*Your objective*
Gather all lines with "screenshot" from the records.

BEGIN Data excerpts

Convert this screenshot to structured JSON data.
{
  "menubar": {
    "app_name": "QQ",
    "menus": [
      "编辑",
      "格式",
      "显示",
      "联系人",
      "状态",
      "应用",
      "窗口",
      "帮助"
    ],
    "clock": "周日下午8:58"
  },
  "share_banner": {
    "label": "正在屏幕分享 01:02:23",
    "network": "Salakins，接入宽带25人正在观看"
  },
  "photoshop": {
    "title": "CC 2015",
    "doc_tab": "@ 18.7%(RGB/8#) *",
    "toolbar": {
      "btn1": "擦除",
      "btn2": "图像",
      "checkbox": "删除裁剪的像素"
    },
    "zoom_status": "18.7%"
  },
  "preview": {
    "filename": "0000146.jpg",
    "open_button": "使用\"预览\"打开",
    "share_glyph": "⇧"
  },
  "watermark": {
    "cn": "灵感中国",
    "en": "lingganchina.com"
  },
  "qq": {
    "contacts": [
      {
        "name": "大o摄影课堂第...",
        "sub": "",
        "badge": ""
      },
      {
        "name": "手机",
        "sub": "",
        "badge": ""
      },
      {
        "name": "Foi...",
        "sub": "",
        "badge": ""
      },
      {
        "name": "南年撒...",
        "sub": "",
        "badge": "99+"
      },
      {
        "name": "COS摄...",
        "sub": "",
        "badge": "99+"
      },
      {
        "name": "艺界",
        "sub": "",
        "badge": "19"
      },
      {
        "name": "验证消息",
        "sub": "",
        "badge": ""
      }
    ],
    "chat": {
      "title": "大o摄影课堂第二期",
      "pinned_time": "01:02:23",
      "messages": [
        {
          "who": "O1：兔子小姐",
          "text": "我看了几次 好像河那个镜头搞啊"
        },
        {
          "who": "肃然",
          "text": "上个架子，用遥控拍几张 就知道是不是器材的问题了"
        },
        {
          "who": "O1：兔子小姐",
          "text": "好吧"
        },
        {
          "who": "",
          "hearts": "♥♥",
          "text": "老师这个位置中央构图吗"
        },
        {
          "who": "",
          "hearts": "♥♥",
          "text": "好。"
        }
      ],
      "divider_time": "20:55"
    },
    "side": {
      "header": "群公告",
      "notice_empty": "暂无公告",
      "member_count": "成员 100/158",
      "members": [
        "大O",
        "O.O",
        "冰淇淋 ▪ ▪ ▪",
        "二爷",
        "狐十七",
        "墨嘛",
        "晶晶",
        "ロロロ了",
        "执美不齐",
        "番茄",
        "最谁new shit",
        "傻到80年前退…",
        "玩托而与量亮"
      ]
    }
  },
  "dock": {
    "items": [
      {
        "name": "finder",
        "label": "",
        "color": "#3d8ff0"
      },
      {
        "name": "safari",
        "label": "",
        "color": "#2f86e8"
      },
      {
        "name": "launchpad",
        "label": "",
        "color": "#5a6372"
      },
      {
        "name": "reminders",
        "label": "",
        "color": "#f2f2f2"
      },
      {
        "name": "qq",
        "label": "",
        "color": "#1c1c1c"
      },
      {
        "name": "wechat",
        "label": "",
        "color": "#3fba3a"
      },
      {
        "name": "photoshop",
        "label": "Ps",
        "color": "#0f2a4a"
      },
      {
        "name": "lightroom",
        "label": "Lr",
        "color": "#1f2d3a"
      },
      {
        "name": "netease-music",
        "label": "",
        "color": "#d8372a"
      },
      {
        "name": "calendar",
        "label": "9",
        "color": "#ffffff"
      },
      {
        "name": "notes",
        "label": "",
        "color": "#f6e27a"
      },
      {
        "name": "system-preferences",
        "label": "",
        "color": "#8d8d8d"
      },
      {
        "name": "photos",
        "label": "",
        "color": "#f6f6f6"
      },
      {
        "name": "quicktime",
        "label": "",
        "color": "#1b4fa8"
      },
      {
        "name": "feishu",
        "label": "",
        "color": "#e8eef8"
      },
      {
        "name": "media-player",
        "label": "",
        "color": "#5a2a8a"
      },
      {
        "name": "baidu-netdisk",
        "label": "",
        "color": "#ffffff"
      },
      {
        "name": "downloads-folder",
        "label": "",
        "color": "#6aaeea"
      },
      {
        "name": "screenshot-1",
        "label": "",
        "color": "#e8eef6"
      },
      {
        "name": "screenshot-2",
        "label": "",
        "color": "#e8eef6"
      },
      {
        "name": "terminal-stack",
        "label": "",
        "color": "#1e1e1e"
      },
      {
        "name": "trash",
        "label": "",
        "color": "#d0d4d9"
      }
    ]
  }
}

END Data excerpts

*Problem solution*
Convert this screenshot to structured JSON data.
        "name": "screenshot-1",
        "name": "screenshot-2",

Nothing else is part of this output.